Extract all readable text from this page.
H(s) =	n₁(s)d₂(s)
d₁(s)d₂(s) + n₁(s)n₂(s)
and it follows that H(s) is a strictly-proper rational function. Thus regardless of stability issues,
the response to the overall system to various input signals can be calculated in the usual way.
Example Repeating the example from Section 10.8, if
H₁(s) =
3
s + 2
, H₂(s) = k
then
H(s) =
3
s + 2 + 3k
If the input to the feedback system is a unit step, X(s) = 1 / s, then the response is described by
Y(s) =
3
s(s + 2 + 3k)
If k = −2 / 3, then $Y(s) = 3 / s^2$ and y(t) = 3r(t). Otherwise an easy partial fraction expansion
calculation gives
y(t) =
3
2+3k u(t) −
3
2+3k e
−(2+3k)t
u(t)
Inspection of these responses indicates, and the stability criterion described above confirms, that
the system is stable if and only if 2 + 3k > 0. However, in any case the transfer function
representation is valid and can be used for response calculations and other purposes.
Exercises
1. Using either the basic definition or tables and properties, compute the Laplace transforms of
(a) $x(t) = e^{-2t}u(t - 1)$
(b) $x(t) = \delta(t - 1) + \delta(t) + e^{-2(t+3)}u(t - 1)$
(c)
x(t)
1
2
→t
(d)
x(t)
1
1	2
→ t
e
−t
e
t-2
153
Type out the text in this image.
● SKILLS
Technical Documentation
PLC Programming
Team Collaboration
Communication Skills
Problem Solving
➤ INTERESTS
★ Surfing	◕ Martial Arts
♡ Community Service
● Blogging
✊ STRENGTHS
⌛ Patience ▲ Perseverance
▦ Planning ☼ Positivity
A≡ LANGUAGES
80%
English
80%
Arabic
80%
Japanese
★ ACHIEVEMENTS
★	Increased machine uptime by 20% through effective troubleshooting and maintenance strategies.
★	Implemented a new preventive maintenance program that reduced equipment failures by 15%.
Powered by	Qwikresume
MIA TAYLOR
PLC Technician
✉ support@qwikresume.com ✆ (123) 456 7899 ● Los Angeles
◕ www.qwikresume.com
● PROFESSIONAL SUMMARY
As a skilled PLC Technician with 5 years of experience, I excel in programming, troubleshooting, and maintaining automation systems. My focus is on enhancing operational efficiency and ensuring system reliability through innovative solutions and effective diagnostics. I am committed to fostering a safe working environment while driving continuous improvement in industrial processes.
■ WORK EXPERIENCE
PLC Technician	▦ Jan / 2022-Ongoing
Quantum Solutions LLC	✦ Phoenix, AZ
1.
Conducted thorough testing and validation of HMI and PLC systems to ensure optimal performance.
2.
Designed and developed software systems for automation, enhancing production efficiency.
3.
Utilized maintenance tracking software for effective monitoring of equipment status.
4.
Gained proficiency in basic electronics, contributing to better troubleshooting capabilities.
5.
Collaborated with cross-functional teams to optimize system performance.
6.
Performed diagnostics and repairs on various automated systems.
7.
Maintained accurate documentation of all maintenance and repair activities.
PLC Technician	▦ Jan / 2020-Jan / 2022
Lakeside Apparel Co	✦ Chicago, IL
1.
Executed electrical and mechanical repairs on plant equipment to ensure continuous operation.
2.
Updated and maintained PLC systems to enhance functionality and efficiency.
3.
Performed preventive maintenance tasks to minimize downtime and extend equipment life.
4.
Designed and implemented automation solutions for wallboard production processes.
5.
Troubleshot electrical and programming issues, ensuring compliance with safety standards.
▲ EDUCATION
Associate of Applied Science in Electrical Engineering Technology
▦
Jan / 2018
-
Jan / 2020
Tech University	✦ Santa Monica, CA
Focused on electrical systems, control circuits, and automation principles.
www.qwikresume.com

::::::::

Required work: Exactly reproduce all of the entries.

Exercise solution:
Extract all readable text from this page.
H(s) =	n₁(s)d₂(s)
d₁(s)d₂(s) + n₁(s)n₂(s)
and it follows that H(s) is a strictly-proper rational function. Thus regardless of stability issues,
the response to the overall system to various input signals can be calculated in the usual way.
Example Repeating the example from Section 10.8, if
H₁(s) =
3
s + 2
, H₂(s) = k
then
H(s) =
3
s + 2 + 3k
If the input to the feedback system is a unit step, X(s) = 1 / s, then the response is described by
Y(s) =
3
s(s + 2 + 3k)
If k = −2 / 3, then $Y(s) = 3 / s^2$ and y(t) = 3r(t). Otherwise an easy partial fraction expansion
calculation gives
y(t) =
3
2+3k u(t) −
3
2+3k e
−(2+3k)t
u(t)
Inspection of these responses indicates, and the stability criterion described above confirms, that
the system is stable if and only if 2 + 3k > 0. However, in any case the transfer function
representation is valid and can be used for response calculations and other purposes.
Exercises
1. Using either the basic definition or tables and properties, compute the Laplace transforms of
(a) $x(t) = e^{-2t}u(t - 1)$
(b) $x(t) = \delta(t - 1) + \delta(t) + e^{-2(t+3)}u(t - 1)$
(c)
x(t)
1
2
→t
(d)
x(t)
1
1	2
→ t
e
−t
e
t-2
153
Type out the text in this image.
● SKILLS
Technical Documentation
PLC Programming
Team Collaboration
Communication Skills
Problem Solving
➤ INTERESTS
★ Surfing	◕ Martial Arts
♡ Community Service
● Blogging
✊ STRENGTHS
⌛ Patience ▲ Perseverance
▦ Planning ☼ Positivity
A≡ LANGUAGES
80%
English
80%
Arabic
80%
Japanese
★ ACHIEVEMENTS
★	Increased machine uptime by 20% through effective troubleshooting and maintenance strategies.
★	Implemented a new preventive maintenance program that reduced equipment failures by 15%.
Powered by	Qwikresume
MIA TAYLOR
PLC Technician
✉ support@qwikresume.com ✆ (123) 456 7899 ● Los Angeles
◕ www.qwikresume.com
● PROFESSIONAL SUMMARY
As a skilled PLC Technician with 5 years of experience, I excel in programming, troubleshooting, and maintaining automation systems. My focus is on enhancing operational efficiency and ensuring system reliability through innovative solutions and effective diagnostics. I am committed to fostering a safe working environment while driving continuous improvement in industrial processes.
■ WORK EXPERIENCE
PLC Technician	▦ Jan / 2022-Ongoing
Quantum Solutions LLC	✦ Phoenix, AZ
1.
Conducted thorough testing and validation of HMI and PLC systems to ensure optimal performance.
2.
Designed and developed software systems for automation, enhancing production efficiency.
3.
Utilized maintenance tracking software for effective monitoring of equipment status.
4.
Gained proficiency in basic electronics, contributing to better troubleshooting capabilities.
5.
Collaborated with cross-functional teams to optimize system performance.
6.
Performed diagnostics and repairs on various automated systems.
7.
Maintained accurate documentation of all maintenance and repair activities.
PLC Technician	▦ Jan / 2020-Jan / 2022
Lakeside Apparel Co	✦ Chicago, IL
1.
Executed electrical and mechanical repairs on plant equipment to ensure continuous operation.
2.
Updated and maintained PLC systems to enhance functionality and efficiency.
3.
Performed preventive maintenance tasks to minimize downtime and extend equipment life.
4.
Designed and implemented automation solutions for wallboard production processes.
5.
Troubleshot electrical and programming issues, ensuring compliance with safety standards.
▲ EDUCATION
Associate of Applied Science in Electrical Engineering Technology
▦
Jan / 2018
-
Jan / 2020
Tech University	✦ Santa Monica, CA
Focused on electrical systems, control circuits, and automation principles.
www.qwikresume.com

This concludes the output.